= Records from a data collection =
• • • •

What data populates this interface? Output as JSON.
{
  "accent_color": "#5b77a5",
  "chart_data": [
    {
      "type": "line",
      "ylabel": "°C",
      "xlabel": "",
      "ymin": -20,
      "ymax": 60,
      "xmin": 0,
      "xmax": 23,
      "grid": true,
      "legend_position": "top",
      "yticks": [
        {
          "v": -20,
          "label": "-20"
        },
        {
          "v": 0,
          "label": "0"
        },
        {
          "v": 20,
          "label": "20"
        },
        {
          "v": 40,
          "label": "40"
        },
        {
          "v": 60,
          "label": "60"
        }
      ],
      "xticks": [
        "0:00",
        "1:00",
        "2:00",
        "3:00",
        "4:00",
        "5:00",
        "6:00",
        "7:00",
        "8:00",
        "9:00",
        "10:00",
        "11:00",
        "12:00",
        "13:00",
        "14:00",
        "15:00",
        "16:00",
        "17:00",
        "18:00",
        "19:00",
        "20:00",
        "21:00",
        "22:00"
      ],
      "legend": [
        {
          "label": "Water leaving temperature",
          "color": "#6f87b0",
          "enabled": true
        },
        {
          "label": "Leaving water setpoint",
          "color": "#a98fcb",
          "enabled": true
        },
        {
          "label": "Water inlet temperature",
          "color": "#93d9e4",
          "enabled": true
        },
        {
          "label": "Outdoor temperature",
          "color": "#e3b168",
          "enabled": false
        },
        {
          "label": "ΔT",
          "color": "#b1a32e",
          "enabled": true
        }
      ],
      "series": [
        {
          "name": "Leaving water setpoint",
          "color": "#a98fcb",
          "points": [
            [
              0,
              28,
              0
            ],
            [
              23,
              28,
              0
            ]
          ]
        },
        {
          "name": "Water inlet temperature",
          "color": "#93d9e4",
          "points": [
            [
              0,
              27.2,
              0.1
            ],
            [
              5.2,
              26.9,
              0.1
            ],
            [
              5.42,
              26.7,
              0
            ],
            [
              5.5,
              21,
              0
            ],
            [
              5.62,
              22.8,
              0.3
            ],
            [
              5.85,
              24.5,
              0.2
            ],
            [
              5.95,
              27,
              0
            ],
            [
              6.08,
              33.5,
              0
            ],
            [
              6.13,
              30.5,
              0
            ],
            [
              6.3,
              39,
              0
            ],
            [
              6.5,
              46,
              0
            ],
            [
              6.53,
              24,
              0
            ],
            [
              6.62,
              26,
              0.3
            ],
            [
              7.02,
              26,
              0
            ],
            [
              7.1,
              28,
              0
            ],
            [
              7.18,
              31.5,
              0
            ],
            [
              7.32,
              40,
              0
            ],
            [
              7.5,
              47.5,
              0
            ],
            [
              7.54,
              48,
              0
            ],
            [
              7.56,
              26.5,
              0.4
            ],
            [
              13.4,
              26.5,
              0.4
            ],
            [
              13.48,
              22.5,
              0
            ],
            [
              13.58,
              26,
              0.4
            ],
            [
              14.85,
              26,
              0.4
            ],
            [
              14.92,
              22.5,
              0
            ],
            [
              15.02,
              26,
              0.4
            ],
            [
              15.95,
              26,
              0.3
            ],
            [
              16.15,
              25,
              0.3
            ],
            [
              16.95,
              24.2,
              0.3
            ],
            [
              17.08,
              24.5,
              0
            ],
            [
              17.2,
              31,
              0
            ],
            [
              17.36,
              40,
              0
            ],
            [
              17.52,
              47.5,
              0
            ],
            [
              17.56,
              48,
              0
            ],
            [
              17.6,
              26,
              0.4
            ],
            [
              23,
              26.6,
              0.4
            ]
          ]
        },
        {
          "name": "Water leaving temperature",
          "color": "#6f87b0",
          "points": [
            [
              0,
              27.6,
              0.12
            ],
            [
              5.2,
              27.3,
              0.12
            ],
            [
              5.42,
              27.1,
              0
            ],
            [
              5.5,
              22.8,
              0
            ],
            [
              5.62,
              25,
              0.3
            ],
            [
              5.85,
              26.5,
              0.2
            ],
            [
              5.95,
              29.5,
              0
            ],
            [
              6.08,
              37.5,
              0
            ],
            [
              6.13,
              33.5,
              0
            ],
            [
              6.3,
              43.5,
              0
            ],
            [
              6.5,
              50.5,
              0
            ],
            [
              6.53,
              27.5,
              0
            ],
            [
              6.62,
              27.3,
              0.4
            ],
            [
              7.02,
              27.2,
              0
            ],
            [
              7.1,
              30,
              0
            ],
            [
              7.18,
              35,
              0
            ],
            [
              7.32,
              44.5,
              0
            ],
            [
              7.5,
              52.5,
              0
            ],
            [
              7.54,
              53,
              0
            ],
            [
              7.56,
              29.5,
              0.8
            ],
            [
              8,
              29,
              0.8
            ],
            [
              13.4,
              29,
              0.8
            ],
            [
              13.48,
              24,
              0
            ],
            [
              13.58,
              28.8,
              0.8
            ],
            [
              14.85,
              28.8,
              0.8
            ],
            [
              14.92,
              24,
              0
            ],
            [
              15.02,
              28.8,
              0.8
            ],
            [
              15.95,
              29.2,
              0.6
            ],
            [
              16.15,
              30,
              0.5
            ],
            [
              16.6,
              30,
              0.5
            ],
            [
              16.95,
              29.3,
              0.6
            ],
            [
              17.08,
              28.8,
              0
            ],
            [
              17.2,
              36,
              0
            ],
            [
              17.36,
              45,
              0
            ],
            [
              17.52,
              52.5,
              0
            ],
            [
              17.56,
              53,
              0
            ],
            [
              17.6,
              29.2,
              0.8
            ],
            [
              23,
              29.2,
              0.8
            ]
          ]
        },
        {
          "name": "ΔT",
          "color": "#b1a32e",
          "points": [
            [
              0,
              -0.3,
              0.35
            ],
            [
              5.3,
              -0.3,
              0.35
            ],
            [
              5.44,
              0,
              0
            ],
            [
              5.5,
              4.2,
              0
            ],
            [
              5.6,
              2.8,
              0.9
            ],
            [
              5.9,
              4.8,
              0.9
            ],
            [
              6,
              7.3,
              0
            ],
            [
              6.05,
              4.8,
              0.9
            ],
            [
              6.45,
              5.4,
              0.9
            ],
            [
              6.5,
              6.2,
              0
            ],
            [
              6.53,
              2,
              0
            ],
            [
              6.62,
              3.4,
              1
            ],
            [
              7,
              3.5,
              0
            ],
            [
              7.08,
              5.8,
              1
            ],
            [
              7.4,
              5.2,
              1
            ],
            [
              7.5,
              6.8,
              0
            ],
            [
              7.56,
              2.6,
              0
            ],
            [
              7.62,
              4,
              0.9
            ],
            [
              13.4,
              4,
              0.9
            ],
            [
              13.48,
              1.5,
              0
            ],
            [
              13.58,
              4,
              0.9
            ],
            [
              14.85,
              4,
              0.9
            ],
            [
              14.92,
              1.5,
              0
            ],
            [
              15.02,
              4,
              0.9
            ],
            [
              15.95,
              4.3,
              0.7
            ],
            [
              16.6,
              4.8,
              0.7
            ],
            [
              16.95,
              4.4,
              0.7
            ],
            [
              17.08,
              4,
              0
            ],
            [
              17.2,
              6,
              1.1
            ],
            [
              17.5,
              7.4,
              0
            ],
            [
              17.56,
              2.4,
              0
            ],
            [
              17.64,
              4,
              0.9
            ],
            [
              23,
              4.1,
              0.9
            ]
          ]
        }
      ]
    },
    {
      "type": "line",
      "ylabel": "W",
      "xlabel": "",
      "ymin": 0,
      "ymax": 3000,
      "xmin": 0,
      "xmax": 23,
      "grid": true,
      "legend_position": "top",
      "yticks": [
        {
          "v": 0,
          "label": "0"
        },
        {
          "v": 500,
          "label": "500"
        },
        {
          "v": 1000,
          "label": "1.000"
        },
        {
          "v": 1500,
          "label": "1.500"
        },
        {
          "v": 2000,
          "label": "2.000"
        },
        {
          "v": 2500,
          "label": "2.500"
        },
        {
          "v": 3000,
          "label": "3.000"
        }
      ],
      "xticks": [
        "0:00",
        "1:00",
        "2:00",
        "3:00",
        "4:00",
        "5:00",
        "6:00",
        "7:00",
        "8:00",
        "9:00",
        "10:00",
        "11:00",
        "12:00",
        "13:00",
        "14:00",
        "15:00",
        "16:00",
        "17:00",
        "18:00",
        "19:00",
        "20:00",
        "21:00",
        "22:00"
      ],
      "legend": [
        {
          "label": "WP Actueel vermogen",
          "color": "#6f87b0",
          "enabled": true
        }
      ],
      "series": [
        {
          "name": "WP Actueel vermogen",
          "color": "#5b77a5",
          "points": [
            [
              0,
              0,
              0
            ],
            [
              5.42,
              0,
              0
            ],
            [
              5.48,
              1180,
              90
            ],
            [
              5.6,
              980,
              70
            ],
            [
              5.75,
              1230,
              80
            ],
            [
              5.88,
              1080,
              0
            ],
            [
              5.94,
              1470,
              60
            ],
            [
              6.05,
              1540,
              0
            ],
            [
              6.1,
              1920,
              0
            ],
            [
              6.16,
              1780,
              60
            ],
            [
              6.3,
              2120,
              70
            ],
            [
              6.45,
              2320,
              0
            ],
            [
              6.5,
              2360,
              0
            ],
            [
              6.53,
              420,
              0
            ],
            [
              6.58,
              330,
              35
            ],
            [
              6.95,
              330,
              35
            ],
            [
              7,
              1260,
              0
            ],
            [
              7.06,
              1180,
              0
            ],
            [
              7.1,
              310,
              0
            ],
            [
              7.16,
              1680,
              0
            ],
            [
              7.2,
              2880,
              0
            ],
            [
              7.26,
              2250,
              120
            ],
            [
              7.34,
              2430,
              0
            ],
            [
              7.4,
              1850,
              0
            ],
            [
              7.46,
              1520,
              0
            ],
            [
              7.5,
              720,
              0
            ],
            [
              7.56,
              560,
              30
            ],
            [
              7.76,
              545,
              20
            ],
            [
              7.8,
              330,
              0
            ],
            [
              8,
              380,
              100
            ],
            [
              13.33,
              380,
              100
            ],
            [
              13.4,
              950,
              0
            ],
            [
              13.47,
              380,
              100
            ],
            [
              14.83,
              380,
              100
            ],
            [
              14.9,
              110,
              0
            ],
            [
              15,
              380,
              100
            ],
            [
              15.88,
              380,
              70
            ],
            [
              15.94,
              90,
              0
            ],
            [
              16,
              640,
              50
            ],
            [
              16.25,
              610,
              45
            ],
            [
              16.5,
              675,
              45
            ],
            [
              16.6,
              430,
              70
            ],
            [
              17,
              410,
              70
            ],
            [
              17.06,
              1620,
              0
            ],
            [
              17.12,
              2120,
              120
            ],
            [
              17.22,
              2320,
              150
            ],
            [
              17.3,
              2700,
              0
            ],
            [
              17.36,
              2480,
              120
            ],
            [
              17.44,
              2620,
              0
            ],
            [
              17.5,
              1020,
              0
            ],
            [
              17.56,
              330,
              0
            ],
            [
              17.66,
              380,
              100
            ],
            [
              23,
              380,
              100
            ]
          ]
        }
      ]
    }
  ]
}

• • • •

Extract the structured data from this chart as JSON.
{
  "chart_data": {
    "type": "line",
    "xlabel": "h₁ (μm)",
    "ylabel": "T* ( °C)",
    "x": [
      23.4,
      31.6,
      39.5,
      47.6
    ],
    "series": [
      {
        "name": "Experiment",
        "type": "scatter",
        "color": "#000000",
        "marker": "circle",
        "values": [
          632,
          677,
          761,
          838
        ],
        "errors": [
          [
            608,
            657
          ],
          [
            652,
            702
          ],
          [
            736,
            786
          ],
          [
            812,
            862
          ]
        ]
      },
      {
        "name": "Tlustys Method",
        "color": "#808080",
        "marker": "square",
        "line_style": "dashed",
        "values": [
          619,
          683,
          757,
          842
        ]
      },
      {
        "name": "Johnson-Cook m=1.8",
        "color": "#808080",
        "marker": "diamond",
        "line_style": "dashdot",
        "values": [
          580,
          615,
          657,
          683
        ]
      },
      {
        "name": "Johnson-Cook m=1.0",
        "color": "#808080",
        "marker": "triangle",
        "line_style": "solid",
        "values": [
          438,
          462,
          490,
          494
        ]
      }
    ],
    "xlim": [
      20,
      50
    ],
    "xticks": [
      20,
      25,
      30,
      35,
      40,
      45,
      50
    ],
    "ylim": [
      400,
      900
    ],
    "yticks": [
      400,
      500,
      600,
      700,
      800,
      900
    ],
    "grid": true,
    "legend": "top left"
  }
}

• • • •

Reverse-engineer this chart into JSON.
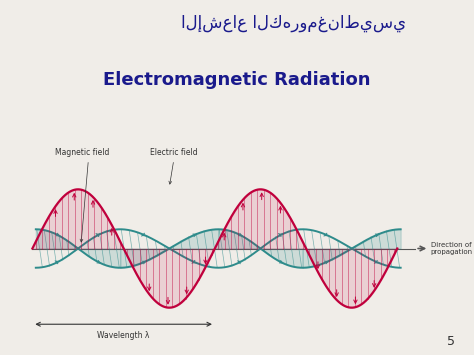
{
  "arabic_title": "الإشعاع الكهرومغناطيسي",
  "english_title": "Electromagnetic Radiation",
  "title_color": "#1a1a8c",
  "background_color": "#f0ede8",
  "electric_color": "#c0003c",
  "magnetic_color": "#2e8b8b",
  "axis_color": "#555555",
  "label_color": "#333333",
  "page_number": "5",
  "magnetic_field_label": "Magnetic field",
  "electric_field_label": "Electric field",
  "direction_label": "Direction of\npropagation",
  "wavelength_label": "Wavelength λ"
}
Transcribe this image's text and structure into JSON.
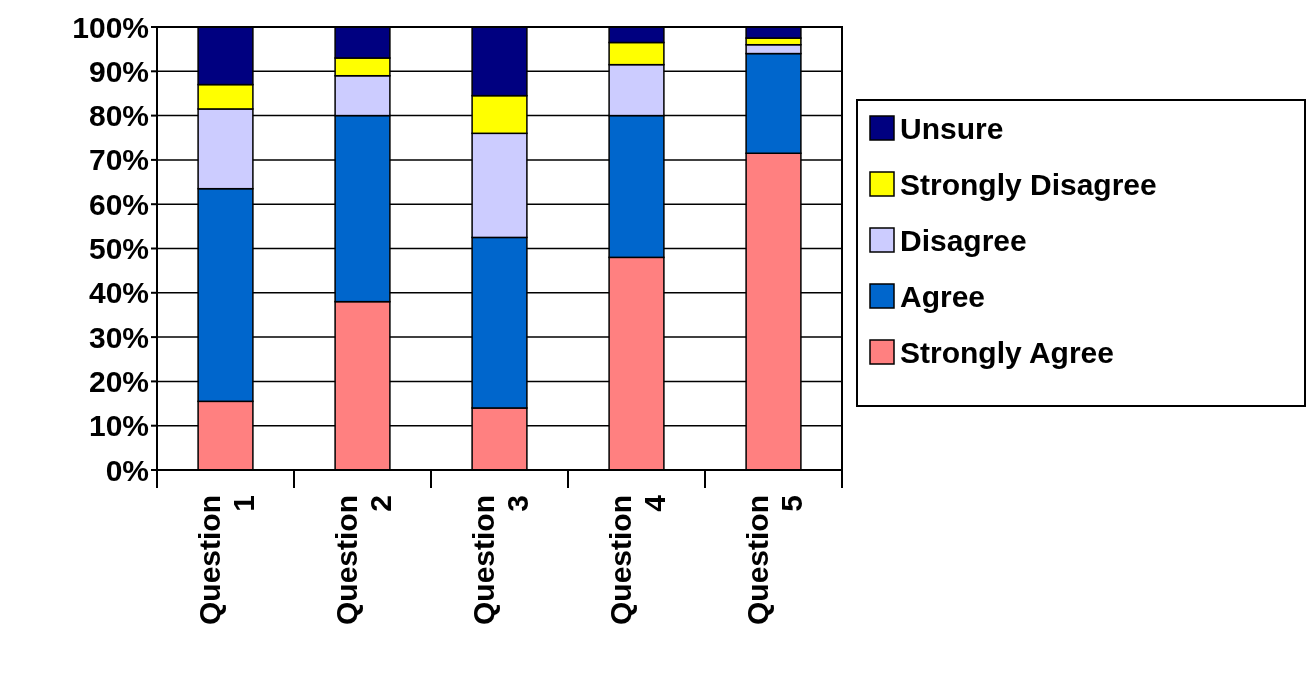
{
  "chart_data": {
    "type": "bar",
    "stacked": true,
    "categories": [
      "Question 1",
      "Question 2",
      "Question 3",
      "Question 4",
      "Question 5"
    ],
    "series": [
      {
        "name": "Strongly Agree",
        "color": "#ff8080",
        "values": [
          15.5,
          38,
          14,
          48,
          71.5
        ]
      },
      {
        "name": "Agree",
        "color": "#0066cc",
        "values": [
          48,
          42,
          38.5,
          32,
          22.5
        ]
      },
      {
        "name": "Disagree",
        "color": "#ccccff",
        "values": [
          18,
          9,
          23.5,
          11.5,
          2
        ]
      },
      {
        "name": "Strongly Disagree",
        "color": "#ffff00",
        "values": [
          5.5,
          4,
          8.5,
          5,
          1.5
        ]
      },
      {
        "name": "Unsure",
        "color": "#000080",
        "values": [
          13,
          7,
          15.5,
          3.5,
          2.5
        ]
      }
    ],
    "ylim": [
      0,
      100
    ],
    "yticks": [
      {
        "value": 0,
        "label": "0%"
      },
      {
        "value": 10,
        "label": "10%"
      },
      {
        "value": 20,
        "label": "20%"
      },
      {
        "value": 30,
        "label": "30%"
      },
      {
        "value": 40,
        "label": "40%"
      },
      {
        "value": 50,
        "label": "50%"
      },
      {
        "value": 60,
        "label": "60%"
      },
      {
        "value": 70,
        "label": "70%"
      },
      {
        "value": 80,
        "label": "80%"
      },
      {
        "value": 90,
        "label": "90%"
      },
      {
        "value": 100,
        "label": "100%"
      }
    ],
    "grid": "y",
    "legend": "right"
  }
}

• • • •

= Do this =
Look through the records and gather each line with the word "setpoint".

= Task solution =
          "label": "Leaving water setpoint",
          "name": "Leaving water setpoint",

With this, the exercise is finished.